**REQUIREMENT**. Write out every entry, unchanged. Skip any picture.

— Begin THE DATA —

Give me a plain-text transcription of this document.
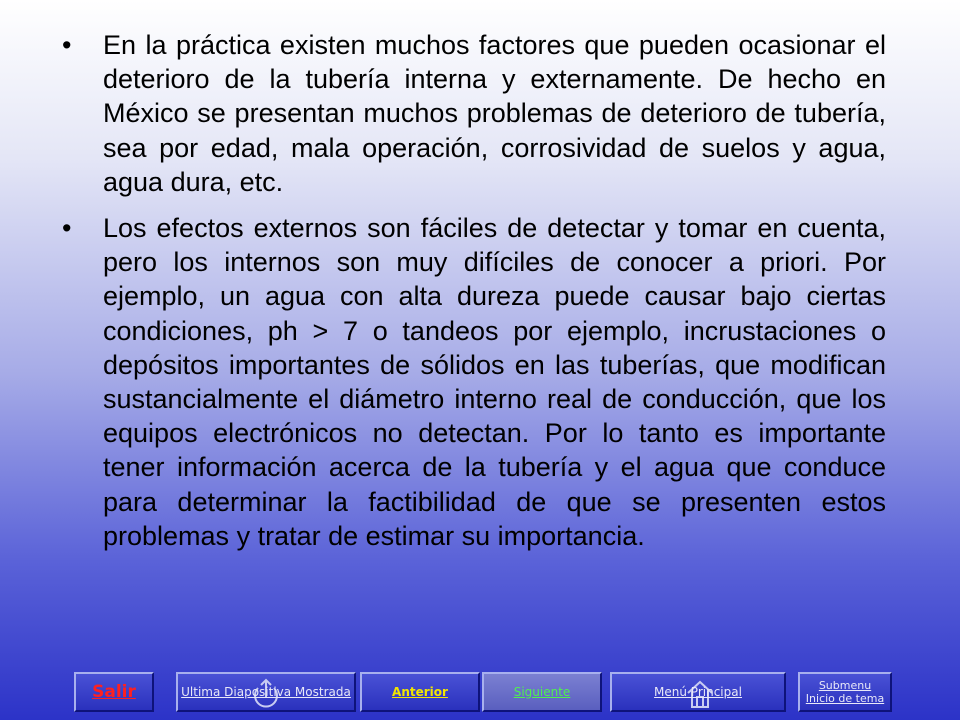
• En la práctica existen muchos factores que pueden ocasionar el deterioro de la tubería interna y externamente. De hecho en México se presentan muchos problemas de deterioro de tubería, sea por edad, mala operación, corrosividad de suelos y agua, agua dura, etc.

• Los efectos externos son fáciles de detectar y tomar en cuenta, pero los internos son muy difíciles de conocer a priori. Por ejemplo, un agua con alta dureza puede causar bajo ciertas condiciones, ph > 7 o tandeos por ejemplo, incrustaciones o depósitos importantes de sólidos en las tuberías, que modifican sustancialmente el diámetro interno real de conducción, que los equipos electrónicos no detectan. Por lo tanto es importante tener información acerca de la tubería y el agua que conduce para determinar la factibilidad de que se presenten estos problemas y tratar de estimar su importancia.

Salir	Ultima Diapositiva Mostrada	Anterior	Siguiente	Menú Principal	Submenu
Inicio de tema
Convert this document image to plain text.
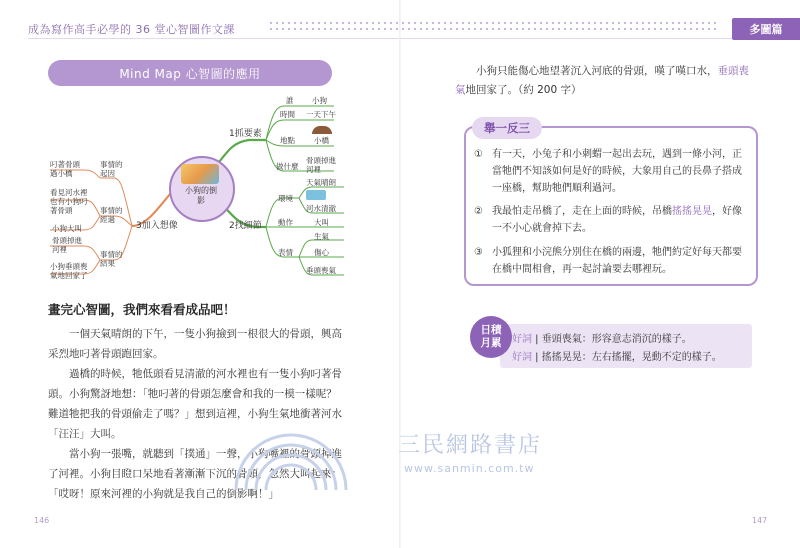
成為寫作高手必學的 36 堂心智圖作文課
Mind Map 心智圖的應用
小狗的倒影
1抓要素
誰 小狗
時間 一天下午
地點	小橋
做什麼
骨頭掉進河裡
2找細節
環境
天氣晴朗
河水清澈
動作	大叫
表情
生氣
傷心
垂頭喪氣
3加入想像
事情的起因
叼著骨頭過小橋
事情的經過
看見河水裡也有小狗叼著骨頭
小狗大叫
事情的結果
骨頭掉進河裡
小狗垂頭喪氣地回家了
畫完心智圖，我們來看看成品吧！

一個天氣晴朗的下午，一隻小狗撿到一根很大的骨頭，興高采烈地叼著骨頭跑回家。

過橋的時候，牠低頭看見清澈的河水裡也有一隻小狗叼著骨頭。小狗驚訝地想：「牠叼著的骨頭怎麼會和我的一模一樣呢？難道牠把我的骨頭偷走了嗎？」想到這裡，小狗生氣地衝著河水「汪汪」大叫。

當小狗一張嘴，就聽到「撲通」一聲，小狗嘴裡的骨頭掉進了河裡。小狗目瞪口呆地看著漸漸下沉的骨頭，忽然大叫起來：「哎呀！原來河裡的小狗就是我自己的倒影啊！」

146
多圖篇

小狗只能傷心地望著沉入河底的骨頭，嘆了嘆口水，垂頭喪氣地回家了。（約 200 字）

舉一反三
① 有一天，小兔子和小刺蝟一起出去玩，遇到一條小河，正當牠們不知該如何是好的時候，大象用自己的長鼻子搭成一座橋，幫助牠們順利過河。
② 我最怕走吊橋了，走在上面的時候，吊橋搖搖晃晃，好像一不小心就會掉下去。
③ 小狐狸和小浣熊分別住在橋的兩邊，牠們約定好每天都要在橋中間相會，再一起討論要去哪裡玩。
日積
月累 好詞 | 垂頭喪氣：形容意志消沉的樣子。
好詞 | 搖搖晃晃：左右搖擺，晃動不定的樣子。
147
三民網路書店
www.sanmin.com.tw
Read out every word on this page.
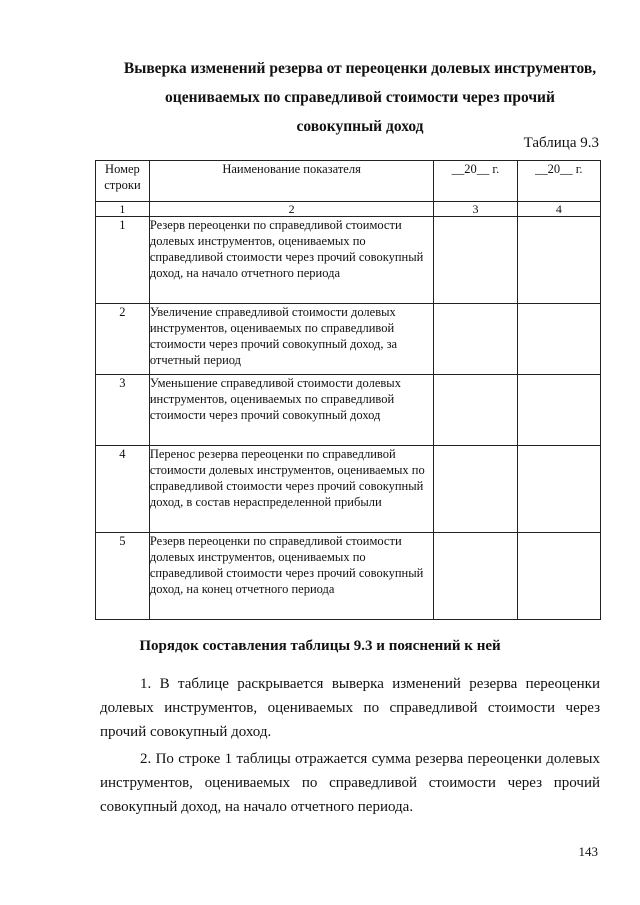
Выверка изменений резерва от переоценки долевых инструментов,

оцениваемых по справедливой стоимости через прочий

совокупный доход

Таблица 9.3
Номер строки	Наименование показателя	__20__ г.	__20__ г.
1	2	3	4
1	Резерв переоценки по справедливой стоимости долевых инструментов, оцениваемых по справедливой стоимости через прочий совокупный доход, на начало отчетного периода		
2	Увеличение справедливой стоимости долевых инструментов, оцениваемых по справедливой стоимости через прочий совокупный доход, за отчетный период		
3	Уменьшение справедливой стоимости долевых инструментов, оцениваемых по справедливой стоимости через прочий совокупный доход		
4	Перенос резерва переоценки по справедливой стоимости долевых инструментов, оцениваемых по справедливой стоимости через прочий совокупный доход, в состав нераспределенной прибыли		
5	Резерв переоценки по справедливой стоимости долевых инструментов, оцениваемых по справедливой стоимости через прочий совокупный доход, на конец отчетного периода		

Порядок составления таблицы 9.3 и пояснений к ней

1. В таблице раскрывается выверка изменений резерва переоценки долевых инструментов, оцениваемых по справедливой стоимости через прочий совокупный доход.

2. По строке 1 таблицы отражается сумма резерва переоценки долевых инструментов, оцениваемых по справедливой стоимости через прочий совокупный доход, на начало отчетного периода.

143
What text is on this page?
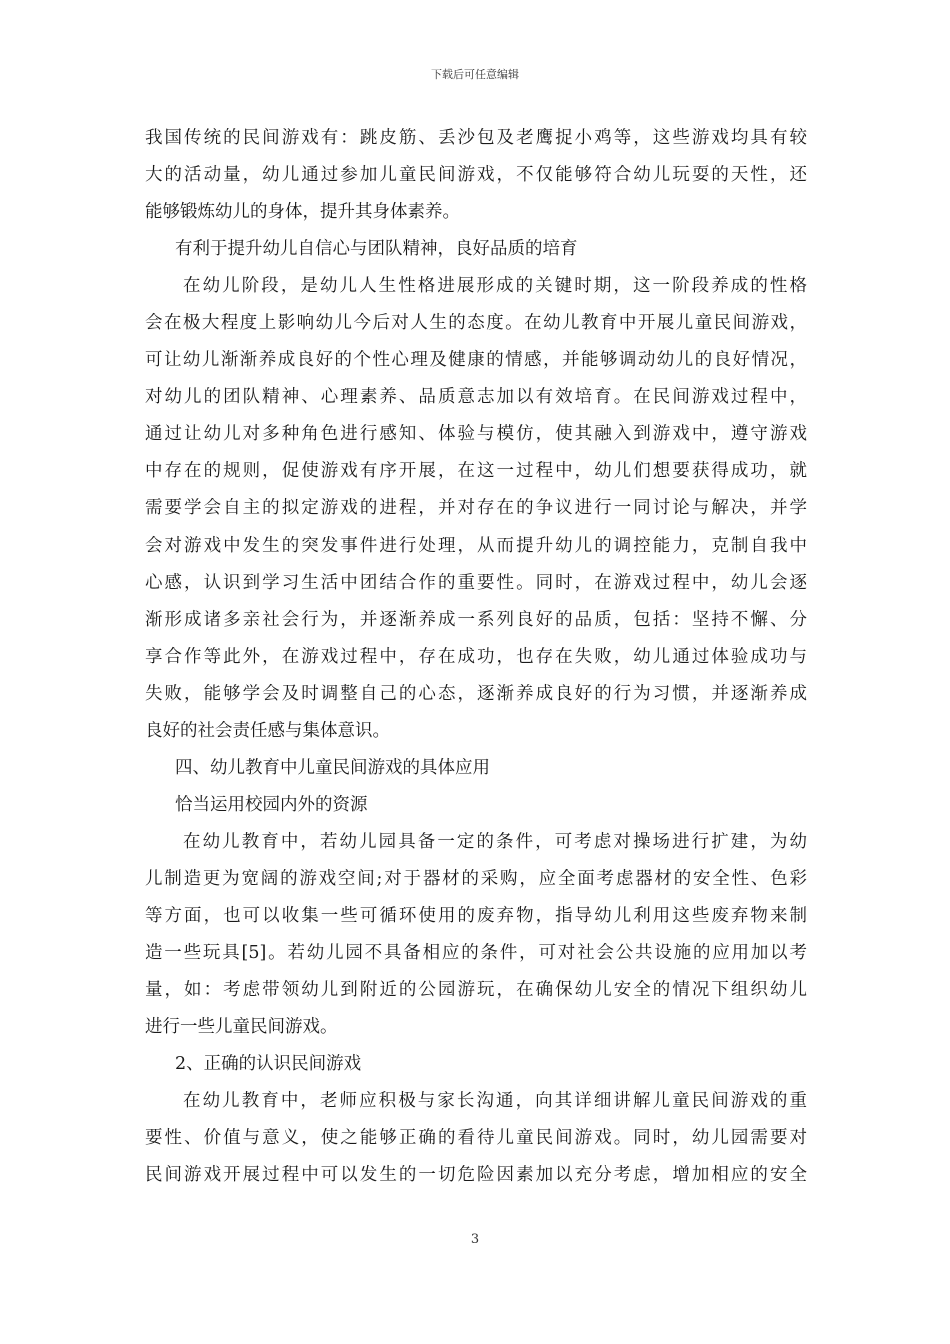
下载后可任意编辑
我国传统的民间游戏有：跳皮筋、丢沙包及老鹰捉小鸡等，这些游戏均具有较
大的活动量，幼儿通过参加儿童民间游戏，不仅能够符合幼儿玩耍的天性，还
能够锻炼幼儿的身体，提升其身体素养。
有利于提升幼儿自信心与团队精神，良好品质的培育
在幼儿阶段，是幼儿人生性格进展形成的关键时期，这一阶段养成的性格
会在极大程度上影响幼儿今后对人生的态度。在幼儿教育中开展儿童民间游戏，
可让幼儿渐渐养成良好的个性心理及健康的情感，并能够调动幼儿的良好情况，
对幼儿的团队精神、心理素养、品质意志加以有效培育。在民间游戏过程中，
通过让幼儿对多种角色进行感知、体验与模仿，使其融入到游戏中，遵守游戏
中存在的规则，促使游戏有序开展，在这一过程中，幼儿们想要获得成功，就
需要学会自主的拟定游戏的进程，并对存在的争议进行一同讨论与解决，并学
会对游戏中发生的突发事件进行处理，从而提升幼儿的调控能力，克制自我中
心感，认识到学习生活中团结合作的重要性。同时，在游戏过程中，幼儿会逐
渐形成诸多亲社会行为，并逐渐养成一系列良好的品质，包括：坚持不懈、分
享合作等此外，在游戏过程中，存在成功，也存在失败，幼儿通过体验成功与
失败，能够学会及时调整自己的心态，逐渐养成良好的行为习惯，并逐渐养成
良好的社会责任感与集体意识。
四、幼儿教育中儿童民间游戏的具体应用
恰当运用校园内外的资源
在幼儿教育中，若幼儿园具备一定的条件，可考虑对操场进行扩建，为幼
儿制造更为宽阔的游戏空间;对于器材的采购，应全面考虑器材的安全性、色彩
等方面，也可以收集一些可循环使用的废弃物，指导幼儿利用这些废弃物来制
造一些玩具[5]。若幼儿园不具备相应的条件，可对社会公共设施的应用加以考
量，如：考虑带领幼儿到附近的公园游玩，在确保幼儿安全的情况下组织幼儿
进行一些儿童民间游戏。
2、正确的认识民间游戏
在幼儿教育中，老师应积极与家长沟通，向其详细讲解儿童民间游戏的重
要性、价值与意义，使之能够正确的看待儿童民间游戏。同时，幼儿园需要对
民间游戏开展过程中可以发生的一切危险因素加以充分考虑，增加相应的安全
3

— End THE DATA —

**IN RESPONSE**.
Give me a plain-text transcription of this document.
• En la práctica existen muchos factores que pueden ocasionar el deterioro de la tubería interna y externamente. De hecho en México se presentan muchos problemas de deterioro de tubería, sea por edad, mala operación, corrosividad de suelos y agua, agua dura, etc.

• Los efectos externos son fáciles de detectar y tomar en cuenta, pero los internos son muy difíciles de conocer a priori. Por ejemplo, un agua con alta dureza puede causar bajo ciertas condiciones, ph > 7 o tandeos por ejemplo, incrustaciones o depósitos importantes de sólidos en las tuberías, que modifican sustancialmente el diámetro interno real de conducción, que los equipos electrónicos no detectan. Por lo tanto es importante tener información acerca de la tubería y el agua que conduce para determinar la factibilidad de que se presenten estos problemas y tratar de estimar su importancia.

Salir	Ultima Diapositiva Mostrada	Anterior	Siguiente	Menú Principal	Submenu
Inicio de tema
Convert this document image to plain text.
成為寫作高手必學的 36 堂心智圖作文課
Mind Map 心智圖的應用
小狗的倒影
1抓要素
誰 小狗
時間 一天下午
地點	小橋
做什麼
骨頭掉進河裡
2找細節
環境
天氣晴朗
河水清澈
動作	大叫
表情
生氣
傷心
垂頭喪氣
3加入想像
事情的起因
叼著骨頭過小橋
事情的經過
看見河水裡也有小狗叼著骨頭
小狗大叫
事情的結果
骨頭掉進河裡
小狗垂頭喪氣地回家了
畫完心智圖，我們來看看成品吧！

一個天氣晴朗的下午，一隻小狗撿到一根很大的骨頭，興高采烈地叼著骨頭跑回家。

過橋的時候，牠低頭看見清澈的河水裡也有一隻小狗叼著骨頭。小狗驚訝地想：「牠叼著的骨頭怎麼會和我的一模一樣呢？難道牠把我的骨頭偷走了嗎？」想到這裡，小狗生氣地衝著河水「汪汪」大叫。

當小狗一張嘴，就聽到「撲通」一聲，小狗嘴裡的骨頭掉進了河裡。小狗目瞪口呆地看著漸漸下沉的骨頭，忽然大叫起來：「哎呀！原來河裡的小狗就是我自己的倒影啊！」

146
多圖篇

小狗只能傷心地望著沉入河底的骨頭，嘆了嘆口水，垂頭喪氣地回家了。（約 200 字）

舉一反三
① 有一天，小兔子和小刺蝟一起出去玩，遇到一條小河，正當牠們不知該如何是好的時候，大象用自己的長鼻子搭成一座橋，幫助牠們順利過河。
② 我最怕走吊橋了，走在上面的時候，吊橋搖搖晃晃，好像一不小心就會掉下去。
③ 小狐狸和小浣熊分別住在橋的兩邊，牠們約定好每天都要在橋中間相會，再一起討論要去哪裡玩。
日積
月累 好詞 | 垂頭喪氣：形容意志消沉的樣子。
好詞 | 搖搖晃晃：左右搖擺，晃動不定的樣子。
147
三民網路書店
www.sanmin.com.tw
Read out every word on this page.
Выверка изменений резерва от переоценки долевых инструментов,

оцениваемых по справедливой стоимости через прочий

совокупный доход

Таблица 9.3
Номер строки	Наименование показателя	__20__ г.	__20__ г.
1	2	3	4
1	Резерв переоценки по справедливой стоимости долевых инструментов, оцениваемых по справедливой стоимости через прочий совокупный доход, на начало отчетного периода		
2	Увеличение справедливой стоимости долевых инструментов, оцениваемых по справедливой стоимости через прочий совокупный доход, за отчетный период		
3	Уменьшение справедливой стоимости долевых инструментов, оцениваемых по справедливой стоимости через прочий совокупный доход		
4	Перенос резерва переоценки по справедливой стоимости долевых инструментов, оцениваемых по справедливой стоимости через прочий совокупный доход, в состав нераспределенной прибыли		
5	Резерв переоценки по справедливой стоимости долевых инструментов, оцениваемых по справедливой стоимости через прочий совокупный доход, на конец отчетного периода		

Порядок составления таблицы 9.3 и пояснений к ней

1. В таблице раскрывается выверка изменений резерва переоценки долевых инструментов, оцениваемых по справедливой стоимости через прочий совокупный доход.

2. По строке 1 таблицы отражается сумма резерва переоценки долевых инструментов, оцениваемых по справедливой стоимости через прочий совокупный доход, на начало отчетного периода.

143
What text is on this page?
下载后可任意编辑
我国传统的民间游戏有：跳皮筋、丢沙包及老鹰捉小鸡等，这些游戏均具有较
大的活动量，幼儿通过参加儿童民间游戏，不仅能够符合幼儿玩耍的天性，还
能够锻炼幼儿的身体，提升其身体素养。
有利于提升幼儿自信心与团队精神，良好品质的培育
在幼儿阶段，是幼儿人生性格进展形成的关键时期，这一阶段养成的性格
会在极大程度上影响幼儿今后对人生的态度。在幼儿教育中开展儿童民间游戏，
可让幼儿渐渐养成良好的个性心理及健康的情感，并能够调动幼儿的良好情况，
对幼儿的团队精神、心理素养、品质意志加以有效培育。在民间游戏过程中，
通过让幼儿对多种角色进行感知、体验与模仿，使其融入到游戏中，遵守游戏
中存在的规则，促使游戏有序开展，在这一过程中，幼儿们想要获得成功，就
需要学会自主的拟定游戏的进程，并对存在的争议进行一同讨论与解决，并学
会对游戏中发生的突发事件进行处理，从而提升幼儿的调控能力，克制自我中
心感，认识到学习生活中团结合作的重要性。同时，在游戏过程中，幼儿会逐
渐形成诸多亲社会行为，并逐渐养成一系列良好的品质，包括：坚持不懈、分
享合作等此外，在游戏过程中，存在成功，也存在失败，幼儿通过体验成功与
失败，能够学会及时调整自己的心态，逐渐养成良好的行为习惯，并逐渐养成
良好的社会责任感与集体意识。
四、幼儿教育中儿童民间游戏的具体应用
恰当运用校园内外的资源
在幼儿教育中，若幼儿园具备一定的条件，可考虑对操场进行扩建，为幼
儿制造更为宽阔的游戏空间;对于器材的采购，应全面考虑器材的安全性、色彩
等方面，也可以收集一些可循环使用的废弃物，指导幼儿利用这些废弃物来制
造一些玩具[5]。若幼儿园不具备相应的条件，可对社会公共设施的应用加以考
量，如：考虑带领幼儿到附近的公园游玩，在确保幼儿安全的情况下组织幼儿
进行一些儿童民间游戏。
2、正确的认识民间游戏
在幼儿教育中，老师应积极与家长沟通，向其详细讲解儿童民间游戏的重
要性、价值与意义，使之能够正确的看待儿童民间游戏。同时，幼儿园需要对
民间游戏开展过程中可以发生的一切危险因素加以充分考虑，增加相应的安全
3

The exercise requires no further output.